▶ [WHAT YOU NEED TO DO] The records that follow are to be transcribed in full, without their images.

[start]

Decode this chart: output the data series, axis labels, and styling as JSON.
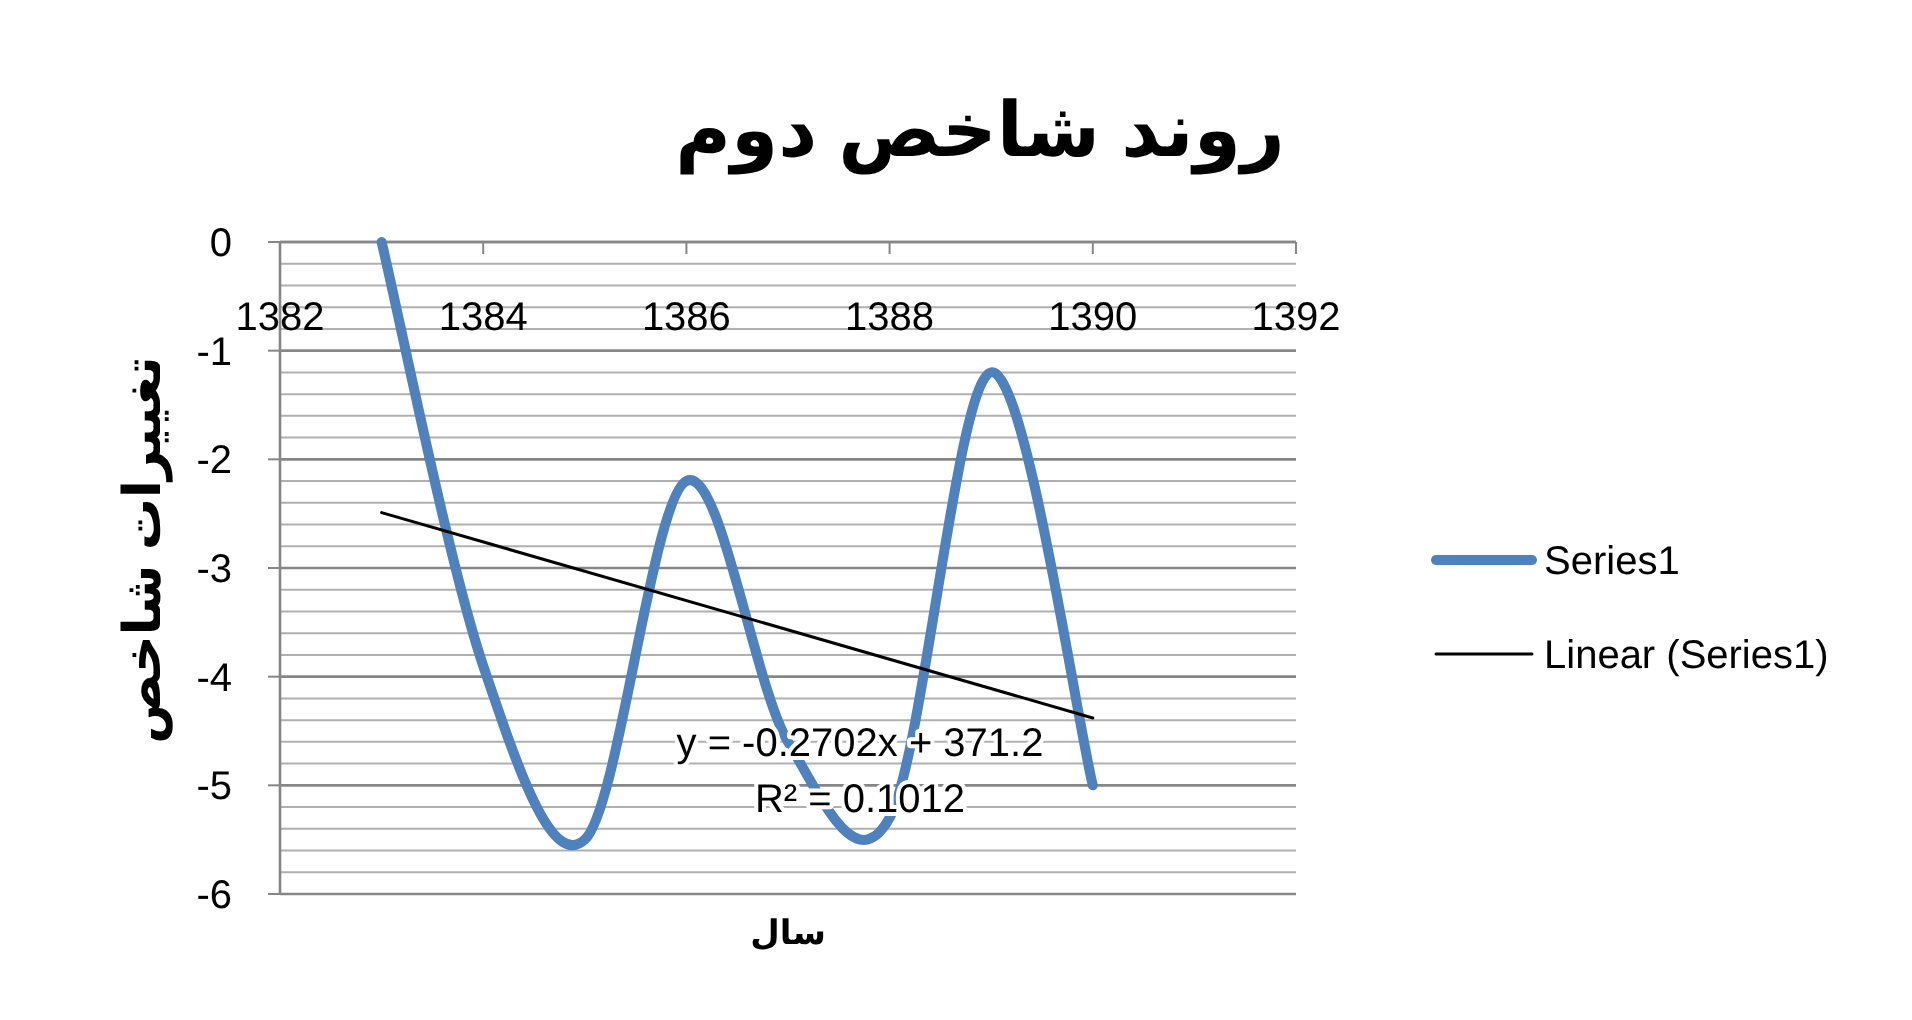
{
  "chart_data": {
    "type": "line",
    "title": "روند شاخص دوم",
    "xlabel": "سال",
    "ylabel": "تغییرات شاخص",
    "x": [
      1383,
      1384,
      1385,
      1386,
      1387,
      1388,
      1389,
      1390
    ],
    "series": [
      {
        "name": "Series1",
        "color": "#4f81bd",
        "values": [
          0,
          -3.9,
          -5.5,
          -2.2,
          -4.6,
          -5.3,
          -1.2,
          -5
        ]
      },
      {
        "name": "Linear (Series1)",
        "type": "line",
        "color": "#000000",
        "x": [
          1383,
          1390
        ],
        "values": [
          -2.49,
          -4.38
        ]
      }
    ],
    "annotations": [
      "y = -0.2702x + 371.2",
      "R² = 0.1012"
    ],
    "xlim": [
      1382,
      1392
    ],
    "xticks": [
      1382,
      1384,
      1386,
      1388,
      1390,
      1392
    ],
    "ylim": [
      -6,
      0
    ],
    "yticks": [
      0,
      -1,
      -2,
      -3,
      -4,
      -5,
      -6
    ],
    "grid": "y",
    "legend": "right",
    "marker": "none",
    "line_style": "solid"
  }
}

[end]

▶ [RESPONSE TO THIS EXERCISE]
Decode this chart: output the data series, axis labels, and styling as JSON.
{
  "chart_data": {
    "type": "line",
    "title": "روند شاخص دوم",
    "xlabel": "سال",
    "ylabel": "تغییرات شاخص",
    "x": [
      1383,
      1384,
      1385,
      1386,
      1387,
      1388,
      1389,
      1390
    ],
    "series": [
      {
        "name": "Series1",
        "color": "#4f81bd",
        "values": [
          0,
          -3.9,
          -5.5,
          -2.2,
          -4.6,
          -5.3,
          -1.2,
          -5
        ]
      },
      {
        "name": "Linear (Series1)",
        "type": "line",
        "color": "#000000",
        "x": [
          1383,
          1390
        ],
        "values": [
          -2.49,
          -4.38
        ]
      }
    ],
    "annotations": [
      "y = -0.2702x + 371.2",
      "R² = 0.1012"
    ],
    "xlim": [
      1382,
      1392
    ],
    "xticks": [
      1382,
      1384,
      1386,
      1388,
      1390,
      1392
    ],
    "ylim": [
      -6,
      0
    ],
    "yticks": [
      0,
      -1,
      -2,
      -3,
      -4,
      -5,
      -6
    ],
    "grid": "y",
    "legend": "right",
    "marker": "none",
    "line_style": "solid"
  }
}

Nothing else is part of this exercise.